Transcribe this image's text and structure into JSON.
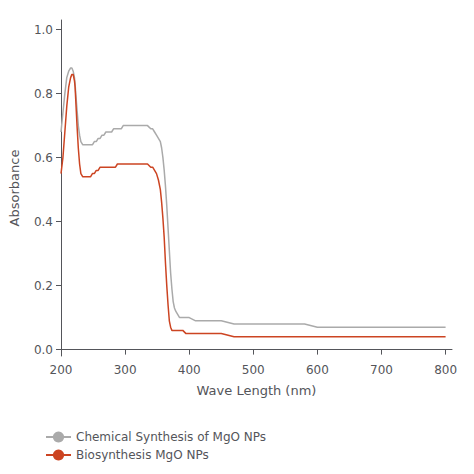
{
  "chart_data": {
    "type": "line",
    "xlabel": "Wave Length (nm)",
    "ylabel": "Absorbance",
    "xlim": [
      200,
      810
    ],
    "ylim": [
      -0.02,
      1.03
    ],
    "xticks": [
      200,
      300,
      400,
      500,
      600,
      700,
      800
    ],
    "yticks": [
      {
        "value": 0.0,
        "label": "0.0"
      },
      0.2,
      0.4,
      0.6,
      0.8,
      {
        "value": 1.0,
        "label": "1.0"
      }
    ],
    "grid": false,
    "legend": "lower left",
    "x": [
      200,
      203,
      206,
      209,
      212,
      215,
      217,
      219,
      220,
      221,
      222,
      223,
      225,
      227,
      229,
      231,
      234,
      237,
      240,
      243,
      246,
      249,
      252,
      255,
      258,
      261,
      264,
      267,
      270,
      273,
      276,
      279,
      282,
      285,
      288,
      291,
      294,
      297,
      300,
      305,
      310,
      315,
      320,
      325,
      330,
      335,
      340,
      343,
      346,
      349,
      352,
      355,
      357,
      359,
      361,
      363,
      365,
      367,
      369,
      371,
      373,
      375,
      377,
      379,
      382,
      385,
      390,
      395,
      400,
      410,
      420,
      430,
      450,
      470,
      490,
      500,
      520,
      550,
      580,
      600,
      650,
      700,
      750,
      800
    ],
    "series": [
      {
        "name": "Chemical Synthesis of MgO NPs",
        "color": "#aaaaaa",
        "values": [
          0.68,
          0.74,
          0.8,
          0.85,
          0.87,
          0.88,
          0.88,
          0.87,
          0.86,
          0.85,
          0.83,
          0.8,
          0.75,
          0.7,
          0.67,
          0.65,
          0.64,
          0.64,
          0.64,
          0.64,
          0.64,
          0.64,
          0.65,
          0.65,
          0.66,
          0.66,
          0.67,
          0.67,
          0.68,
          0.68,
          0.68,
          0.68,
          0.69,
          0.69,
          0.69,
          0.69,
          0.69,
          0.7,
          0.7,
          0.7,
          0.7,
          0.7,
          0.7,
          0.7,
          0.7,
          0.7,
          0.69,
          0.69,
          0.68,
          0.67,
          0.66,
          0.65,
          0.63,
          0.6,
          0.56,
          0.51,
          0.45,
          0.38,
          0.31,
          0.24,
          0.19,
          0.15,
          0.13,
          0.12,
          0.11,
          0.1,
          0.1,
          0.1,
          0.1,
          0.09,
          0.09,
          0.09,
          0.09,
          0.08,
          0.08,
          0.08,
          0.08,
          0.08,
          0.08,
          0.07,
          0.07,
          0.07,
          0.07,
          0.07
        ]
      },
      {
        "name": "Biosynthesis MgO NPs",
        "color": "#cc4422",
        "values": [
          0.55,
          0.6,
          0.68,
          0.76,
          0.82,
          0.85,
          0.86,
          0.86,
          0.85,
          0.84,
          0.82,
          0.78,
          0.7,
          0.63,
          0.58,
          0.55,
          0.54,
          0.54,
          0.54,
          0.54,
          0.54,
          0.55,
          0.55,
          0.56,
          0.56,
          0.57,
          0.57,
          0.57,
          0.57,
          0.57,
          0.57,
          0.57,
          0.57,
          0.57,
          0.58,
          0.58,
          0.58,
          0.58,
          0.58,
          0.58,
          0.58,
          0.58,
          0.58,
          0.58,
          0.58,
          0.58,
          0.57,
          0.57,
          0.56,
          0.55,
          0.53,
          0.5,
          0.46,
          0.41,
          0.35,
          0.27,
          0.2,
          0.14,
          0.09,
          0.07,
          0.06,
          0.06,
          0.06,
          0.06,
          0.06,
          0.06,
          0.06,
          0.05,
          0.05,
          0.05,
          0.05,
          0.05,
          0.05,
          0.04,
          0.04,
          0.04,
          0.04,
          0.04,
          0.04,
          0.04,
          0.04,
          0.04,
          0.04,
          0.04
        ]
      }
    ]
  }
}
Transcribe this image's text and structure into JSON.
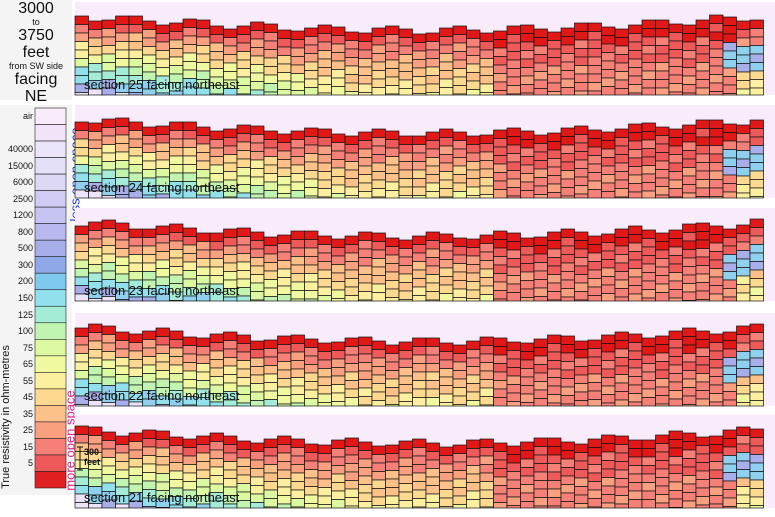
{
  "header": {
    "line1": "3000",
    "line2": "to",
    "line3": "3750",
    "line4": "feet",
    "line5": "from SW side",
    "line6": "facing",
    "line7": "NE"
  },
  "legend": {
    "title": "True resistivity in ohm-metres",
    "less_open": "less open space",
    "more_open": "more open space",
    "entries": [
      {
        "label": "air",
        "color": "#f8ecfb"
      },
      {
        "label": "",
        "color": "#f2e4f8"
      },
      {
        "label": "40000",
        "color": "#ece4f8"
      },
      {
        "label": "15000",
        "color": "#e4e0f8"
      },
      {
        "label": "6000",
        "color": "#dcd8f6"
      },
      {
        "label": "2500",
        "color": "#d0ccf4"
      },
      {
        "label": "1200",
        "color": "#c6c4f2"
      },
      {
        "label": "800",
        "color": "#b8b8ee"
      },
      {
        "label": "500",
        "color": "#a8aeea"
      },
      {
        "label": "300",
        "color": "#8fa8e8"
      },
      {
        "label": "200",
        "color": "#7fc8ee"
      },
      {
        "label": "150",
        "color": "#92e0ec"
      },
      {
        "label": "125",
        "color": "#a4ecd8"
      },
      {
        "label": "100",
        "color": "#c0f4b0"
      },
      {
        "label": "75",
        "color": "#dcf8a0"
      },
      {
        "label": "65",
        "color": "#f0f8a0"
      },
      {
        "label": "55",
        "color": "#fcf0a0"
      },
      {
        "label": "45",
        "color": "#fcd890"
      },
      {
        "label": "35",
        "color": "#fcc088"
      },
      {
        "label": "25",
        "color": "#f8a080"
      },
      {
        "label": "15",
        "color": "#f48078"
      },
      {
        "label": "5",
        "color": "#ee5a5a"
      },
      {
        "label": "",
        "color": "#e02020"
      }
    ]
  },
  "scale_bar": {
    "line1": "300",
    "line2": "feet"
  },
  "sections": [
    {
      "label": "section 25 facing northeast"
    },
    {
      "label": "section 24 facing northeast"
    },
    {
      "label": "section 23 facing northeast"
    },
    {
      "label": "section 22 facing northeast"
    },
    {
      "label": "section 21 facing northeast"
    }
  ]
}
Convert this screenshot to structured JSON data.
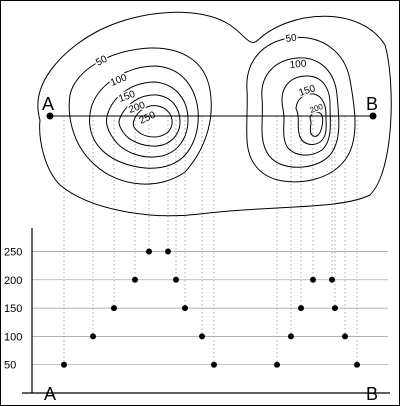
{
  "map": {
    "endpoints": {
      "left": "A",
      "right": "B"
    },
    "contour_labels": {
      "left_hill": [
        "50",
        "100",
        "150",
        "200",
        "250"
      ],
      "right_hill": [
        "50",
        "100",
        "150",
        "200"
      ]
    }
  },
  "profile": {
    "start_label": "A",
    "end_label": "B",
    "y_ticks": [
      "50",
      "100",
      "150",
      "200",
      "250"
    ],
    "tick_values": [
      50,
      100,
      150,
      200,
      250
    ],
    "elevations": [
      50,
      100,
      150,
      200,
      250,
      250,
      200,
      150,
      100,
      50,
      50,
      100,
      150,
      200,
      200,
      150,
      100,
      50
    ]
  }
}
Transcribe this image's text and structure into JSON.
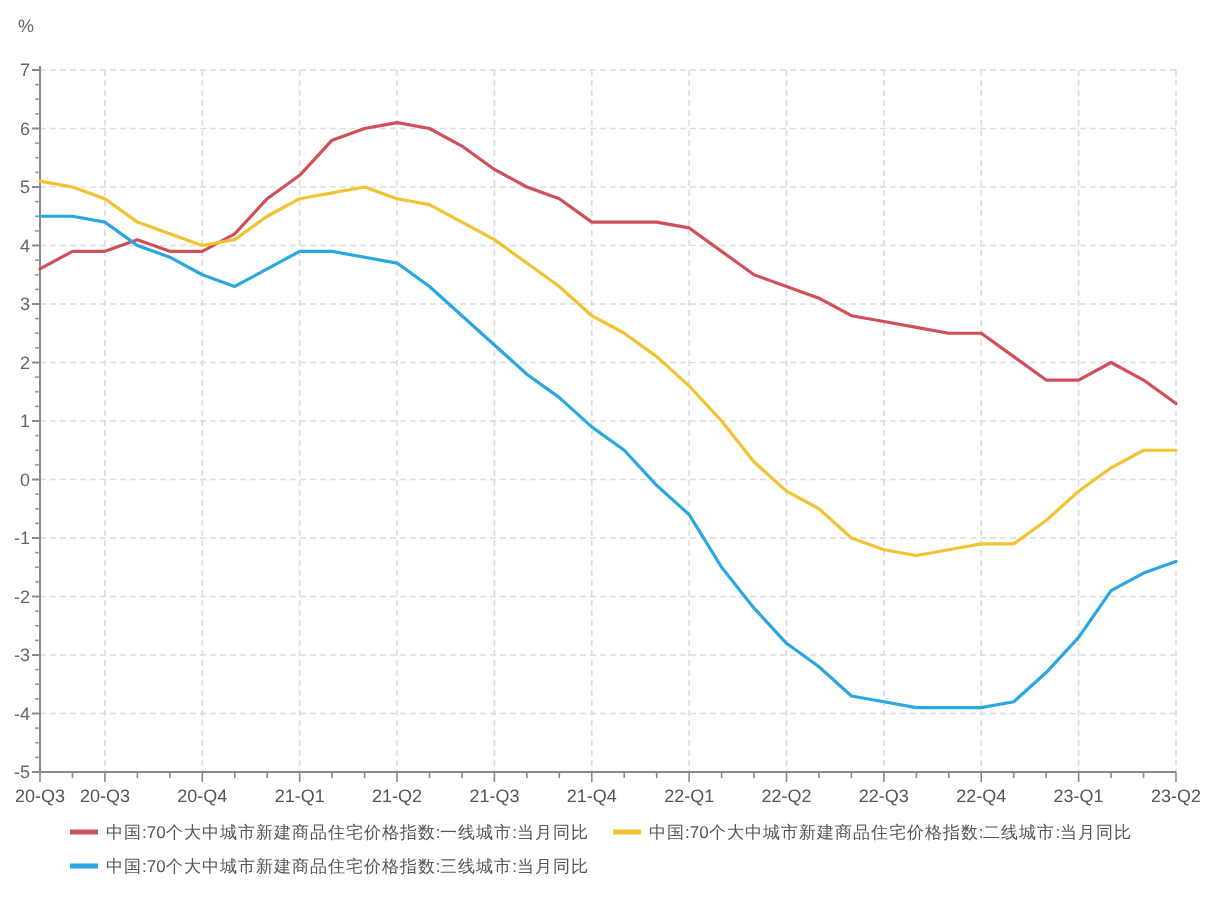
{
  "chart_data": {
    "type": "line",
    "ylabel": "%",
    "categories": [
      "20-Q3",
      null,
      "20-Q3",
      null,
      null,
      "20-Q4",
      null,
      null,
      "21-Q1",
      null,
      null,
      "21-Q2",
      null,
      null,
      "21-Q3",
      null,
      null,
      "21-Q4",
      null,
      null,
      "22-Q1",
      null,
      null,
      "22-Q2",
      null,
      null,
      "22-Q3",
      null,
      null,
      "22-Q4",
      null,
      null,
      "23-Q1",
      null,
      null,
      "23-Q2"
    ],
    "series": [
      {
        "name": "中国:70个大中城市新建商品住宅价格指数:一线城市:当月同比",
        "color": "#d0505a",
        "values": [
          3.6,
          3.9,
          3.9,
          4.1,
          3.9,
          3.9,
          4.2,
          4.8,
          5.2,
          5.8,
          6.0,
          6.1,
          6.0,
          5.7,
          5.3,
          5.0,
          4.8,
          4.4,
          4.4,
          4.4,
          4.3,
          3.9,
          3.5,
          3.3,
          3.1,
          2.8,
          2.7,
          2.6,
          2.5,
          2.5,
          2.1,
          1.7,
          1.7,
          2.0,
          1.7,
          1.3
        ]
      },
      {
        "name": "中国:70个大中城市新建商品住宅价格指数:二线城市:当月同比",
        "color": "#f2c230",
        "values": [
          5.1,
          5.0,
          4.8,
          4.4,
          4.2,
          4.0,
          4.1,
          4.5,
          4.8,
          4.9,
          5.0,
          4.8,
          4.7,
          4.4,
          4.1,
          3.7,
          3.3,
          2.8,
          2.5,
          2.1,
          1.6,
          1.0,
          0.3,
          -0.2,
          -0.5,
          -1.0,
          -1.2,
          -1.3,
          -1.2,
          -1.1,
          -1.1,
          -0.7,
          -0.2,
          0.2,
          0.5,
          0.5
        ]
      },
      {
        "name": "中国:70个大中城市新建商品住宅价格指数:三线城市:当月同比",
        "color": "#2aa7e0",
        "values": [
          4.5,
          4.5,
          4.4,
          4.0,
          3.8,
          3.5,
          3.3,
          3.6,
          3.9,
          3.9,
          3.8,
          3.7,
          3.3,
          2.8,
          2.3,
          1.8,
          1.4,
          0.9,
          0.5,
          -0.1,
          -0.6,
          -1.5,
          -2.2,
          -2.8,
          -3.2,
          -3.7,
          -3.8,
          -3.9,
          -3.9,
          -3.9,
          -3.8,
          -3.3,
          -2.7,
          -1.9,
          -1.6,
          -1.4
        ]
      }
    ],
    "ylim": [
      -5,
      7
    ],
    "yticks": [
      -5,
      -4,
      -3,
      -2,
      -1,
      0,
      1,
      2,
      3,
      4,
      5,
      6,
      7
    ],
    "grid": true,
    "legend": "bottom",
    "marker": "none",
    "line_style": "solid"
  }
}
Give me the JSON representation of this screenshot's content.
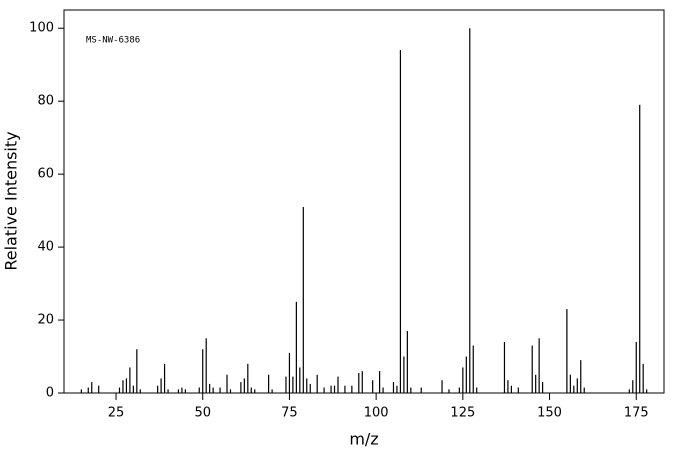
{
  "chart_data": {
    "type": "stick",
    "annotation": "MS-NW-6386",
    "x_label": "m/z",
    "y_label": "Relative Intensity",
    "color": "#000000",
    "xlim": [
      10,
      183
    ],
    "xticks": [
      25,
      50,
      75,
      100,
      125,
      150,
      175
    ],
    "ylim": [
      0,
      105
    ],
    "yticks": [
      0,
      20,
      40,
      60,
      80,
      100
    ],
    "x": [
      15,
      17,
      18,
      20,
      26,
      27,
      28,
      29,
      30,
      31,
      32,
      37,
      38,
      39,
      40,
      43,
      44,
      45,
      49,
      50,
      51,
      52,
      53,
      55,
      57,
      58,
      61,
      62,
      63,
      64,
      65,
      69,
      70,
      74,
      75,
      76,
      77,
      78,
      79,
      80,
      81,
      83,
      85,
      87,
      88,
      89,
      91,
      93,
      95,
      96,
      99,
      101,
      102,
      105,
      106,
      107,
      108,
      109,
      110,
      113,
      119,
      121,
      124,
      125,
      126,
      127,
      128,
      129,
      137,
      138,
      139,
      141,
      145,
      146,
      147,
      148,
      155,
      156,
      157,
      158,
      159,
      160,
      173,
      174,
      175,
      176,
      177,
      178
    ],
    "values": [
      1,
      1.5,
      3,
      2,
      1.5,
      3.5,
      4,
      7,
      2,
      12,
      1,
      2,
      4,
      8,
      1,
      1,
      1.5,
      1,
      1.5,
      12,
      15,
      2.5,
      1.5,
      1.5,
      5,
      1,
      3,
      4,
      8,
      1.5,
      1,
      5,
      1,
      4.5,
      11,
      4.5,
      25,
      7,
      51,
      4,
      2.5,
      5,
      1.5,
      2,
      2,
      4.5,
      2,
      2,
      5.5,
      6,
      3.5,
      6,
      1.5,
      3,
      2,
      94,
      10,
      17,
      1.5,
      1.5,
      3.5,
      1,
      1.5,
      7,
      10,
      100,
      13,
      1.5,
      14,
      3.5,
      2,
      1.5,
      13,
      5,
      15,
      3,
      23,
      5,
      2,
      4,
      9,
      1.5,
      1,
      3.5,
      14,
      79,
      8,
      1
    ]
  }
}
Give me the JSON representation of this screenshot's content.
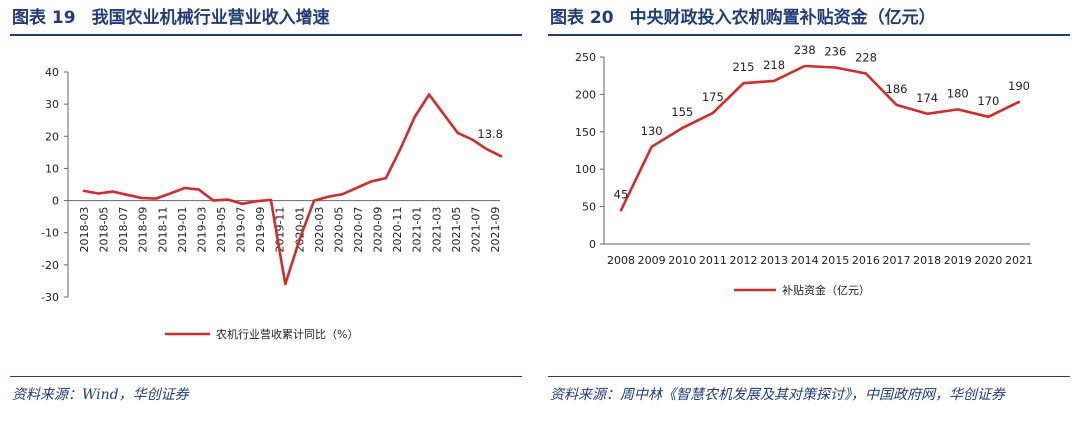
{
  "left": {
    "fig_no": "图表 19",
    "title": "我国农业机械行业营业收入增速",
    "source": "资料来源：Wind，华创证券",
    "chart_data": {
      "type": "line",
      "y_ticks": [
        40,
        30,
        20,
        10,
        0,
        -10,
        -20,
        -30
      ],
      "ylim": [
        -30,
        40
      ],
      "x_tick_labels": [
        "2018-03",
        "2018-05",
        "2018-07",
        "2018-09",
        "2018-11",
        "2019-01",
        "2019-03",
        "2019-05",
        "2019-07",
        "2019-09",
        "2019-11",
        "2020-01",
        "2020-03",
        "2020-05",
        "2020-07",
        "2020-09",
        "2020-11",
        "2021-01",
        "2021-03",
        "2021-05",
        "2021-07",
        "2021-09"
      ],
      "series": [
        {
          "name": "农机行业营收累计同比（%）",
          "color": "#d42a2a",
          "values": [
            3.0,
            2.2,
            2.8,
            1.8,
            0.8,
            0.6,
            2.2,
            3.9,
            3.4,
            0.0,
            0.3,
            -1.0,
            -0.2,
            0.2,
            -26.0,
            -12.0,
            0.0,
            1.2,
            2.0,
            4.0,
            6.0,
            7.0,
            16.0,
            26.0,
            33.0,
            27.0,
            21.0,
            19.0,
            16.0,
            13.8
          ],
          "end_label": "13.8"
        }
      ]
    }
  },
  "right": {
    "fig_no": "图表 20",
    "title": "中央财政投入农机购置补贴资金（亿元）",
    "source": "资料来源：周中林《智慧农机发展及其对策探讨》，中国政府网，华创证券",
    "chart_data": {
      "type": "line",
      "categories": [
        "2008",
        "2009",
        "2010",
        "2011",
        "2012",
        "2013",
        "2014",
        "2015",
        "2016",
        "2017",
        "2018",
        "2019",
        "2020",
        "2021"
      ],
      "values": [
        45,
        130,
        155,
        175,
        215,
        218,
        238,
        236,
        228,
        186,
        174,
        180,
        170,
        190
      ],
      "y_ticks": [
        250,
        200,
        150,
        100,
        50,
        0
      ],
      "ylim": [
        0,
        250
      ],
      "series_name": "补贴资金（亿元）",
      "color": "#d42a2a"
    }
  }
}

• • • •

List the lines of the records where "facing" occurs.

The answer -
    "line6": "facing",
      "label": "section 25 facing northeast"
      "label": "section 24 facing northeast"
      "label": "section 23 facing northeast"
      "label": "section 22 facing northeast"
      "label": "section 21 facing northeast"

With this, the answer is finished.